GIVEN REQUEST → Produce a word-for-word copy of the listing below without its pictures.

DATA SHOWN →
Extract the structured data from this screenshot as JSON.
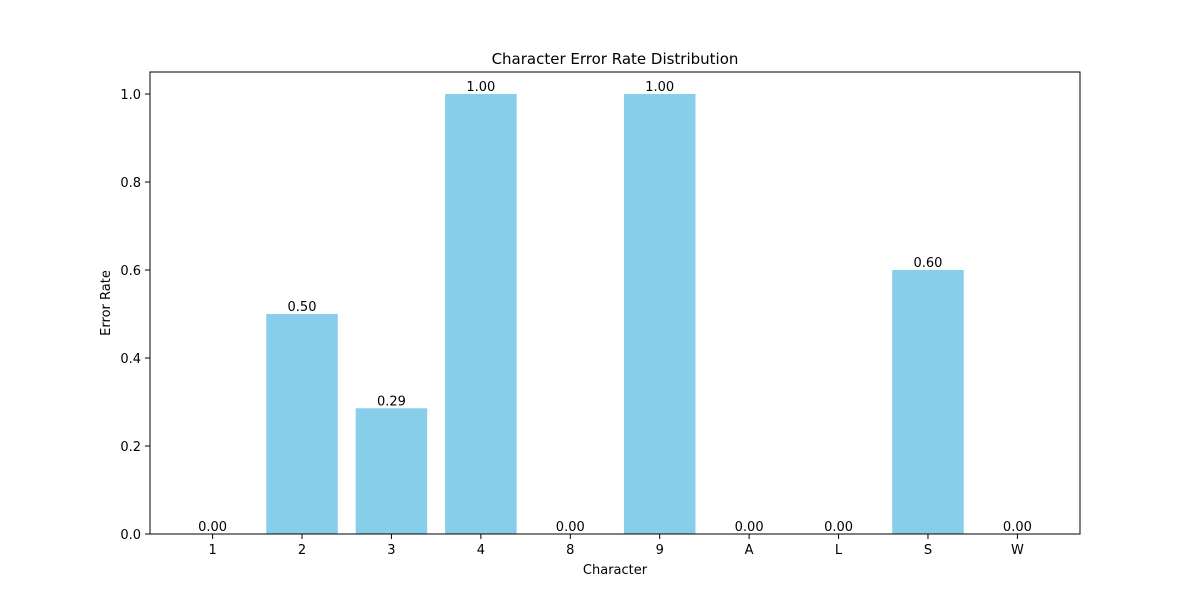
{
  "chart_data": {
    "type": "bar",
    "title": "Character Error Rate Distribution",
    "xlabel": "Character",
    "ylabel": "Error Rate",
    "categories": [
      "1",
      "2",
      "3",
      "4",
      "8",
      "9",
      "A",
      "L",
      "S",
      "W"
    ],
    "values": [
      0.0,
      0.5,
      0.2857,
      1.0,
      0.0,
      1.0,
      0.0,
      0.0,
      0.6,
      0.0
    ],
    "data_labels": [
      "0.00",
      "0.50",
      "0.29",
      "1.00",
      "0.00",
      "1.00",
      "0.00",
      "0.00",
      "0.60",
      "0.00"
    ],
    "ylim": [
      0,
      1.05
    ],
    "yticks": [
      0.0,
      0.2,
      0.4,
      0.6,
      0.8,
      1.0
    ],
    "ytick_labels": [
      "0.0",
      "0.2",
      "0.4",
      "0.6",
      "0.8",
      "1.0"
    ],
    "grid": false,
    "legend": "none",
    "bar_color": "#87ceeb"
  }
}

EXERCISE SOLUTION →
Extract the structured data from this screenshot as JSON.
{
  "chart_data": {
    "type": "bar",
    "title": "Character Error Rate Distribution",
    "xlabel": "Character",
    "ylabel": "Error Rate",
    "categories": [
      "1",
      "2",
      "3",
      "4",
      "8",
      "9",
      "A",
      "L",
      "S",
      "W"
    ],
    "values": [
      0.0,
      0.5,
      0.2857,
      1.0,
      0.0,
      1.0,
      0.0,
      0.0,
      0.6,
      0.0
    ],
    "data_labels": [
      "0.00",
      "0.50",
      "0.29",
      "1.00",
      "0.00",
      "1.00",
      "0.00",
      "0.00",
      "0.60",
      "0.00"
    ],
    "ylim": [
      0,
      1.05
    ],
    "yticks": [
      0.0,
      0.2,
      0.4,
      0.6,
      0.8,
      1.0
    ],
    "ytick_labels": [
      "0.0",
      "0.2",
      "0.4",
      "0.6",
      "0.8",
      "1.0"
    ],
    "grid": false,
    "legend": "none",
    "bar_color": "#87ceeb"
  }
}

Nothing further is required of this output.